● Objective:
Every line must be returned precisely as it is written.

● Information given:
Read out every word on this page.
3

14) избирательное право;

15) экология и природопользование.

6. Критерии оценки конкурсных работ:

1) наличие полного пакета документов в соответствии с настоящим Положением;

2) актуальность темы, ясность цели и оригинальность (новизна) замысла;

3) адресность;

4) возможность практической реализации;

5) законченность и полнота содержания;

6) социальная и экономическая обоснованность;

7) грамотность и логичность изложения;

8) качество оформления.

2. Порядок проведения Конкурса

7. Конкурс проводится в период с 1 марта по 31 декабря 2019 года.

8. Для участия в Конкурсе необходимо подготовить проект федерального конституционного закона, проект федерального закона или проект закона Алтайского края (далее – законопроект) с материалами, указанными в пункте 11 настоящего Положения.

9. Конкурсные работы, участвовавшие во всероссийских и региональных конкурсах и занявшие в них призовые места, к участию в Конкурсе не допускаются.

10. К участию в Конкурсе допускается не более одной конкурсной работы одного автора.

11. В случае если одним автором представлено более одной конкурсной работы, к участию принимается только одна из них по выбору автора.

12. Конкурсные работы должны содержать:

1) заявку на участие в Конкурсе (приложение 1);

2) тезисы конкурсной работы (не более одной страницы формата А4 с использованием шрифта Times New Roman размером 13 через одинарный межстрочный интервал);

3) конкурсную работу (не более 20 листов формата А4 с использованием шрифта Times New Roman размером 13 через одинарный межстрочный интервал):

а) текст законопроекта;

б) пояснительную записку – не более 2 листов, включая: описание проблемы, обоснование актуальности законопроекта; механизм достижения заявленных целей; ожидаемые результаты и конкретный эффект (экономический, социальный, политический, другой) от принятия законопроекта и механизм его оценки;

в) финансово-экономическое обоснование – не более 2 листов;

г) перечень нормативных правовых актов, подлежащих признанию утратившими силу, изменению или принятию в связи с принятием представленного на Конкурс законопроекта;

● Answer to the problem:
Read out every word on this page.
3

14) избирательное право;

15) экология и природопользование.

6. Критерии оценки конкурсных работ:

1) наличие полного пакета документов в соответствии с настоящим Положением;

2) актуальность темы, ясность цели и оригинальность (новизна) замысла;

3) адресность;

4) возможность практической реализации;

5) законченность и полнота содержания;

6) социальная и экономическая обоснованность;

7) грамотность и логичность изложения;

8) качество оформления.

2. Порядок проведения Конкурса

7. Конкурс проводится в период с 1 марта по 31 декабря 2019 года.

8. Для участия в Конкурсе необходимо подготовить проект федерального конституционного закона, проект федерального закона или проект закона Алтайского края (далее – законопроект) с материалами, указанными в пункте 11 настоящего Положения.

9. Конкурсные работы, участвовавшие во всероссийских и региональных конкурсах и занявшие в них призовые места, к участию в Конкурсе не допускаются.

10. К участию в Конкурсе допускается не более одной конкурсной работы одного автора.

11. В случае если одним автором представлено более одной конкурсной работы, к участию принимается только одна из них по выбору автора.

12. Конкурсные работы должны содержать:

1) заявку на участие в Конкурсе (приложение 1);

2) тезисы конкурсной работы (не более одной страницы формата А4 с использованием шрифта Times New Roman размером 13 через одинарный межстрочный интервал);

3) конкурсную работу (не более 20 листов формата А4 с использованием шрифта Times New Roman размером 13 через одинарный межстрочный интервал):

а) текст законопроекта;

б) пояснительную записку – не более 2 листов, включая: описание проблемы, обоснование актуальности законопроекта; механизм достижения заявленных целей; ожидаемые результаты и конкретный эффект (экономический, социальный, политический, другой) от принятия законопроекта и механизм его оценки;

в) финансово-экономическое обоснование – не более 2 листов;

г) перечень нормативных правовых актов, подлежащих признанию утратившими силу, изменению или принятию в связи с принятием представленного на Конкурс законопроекта;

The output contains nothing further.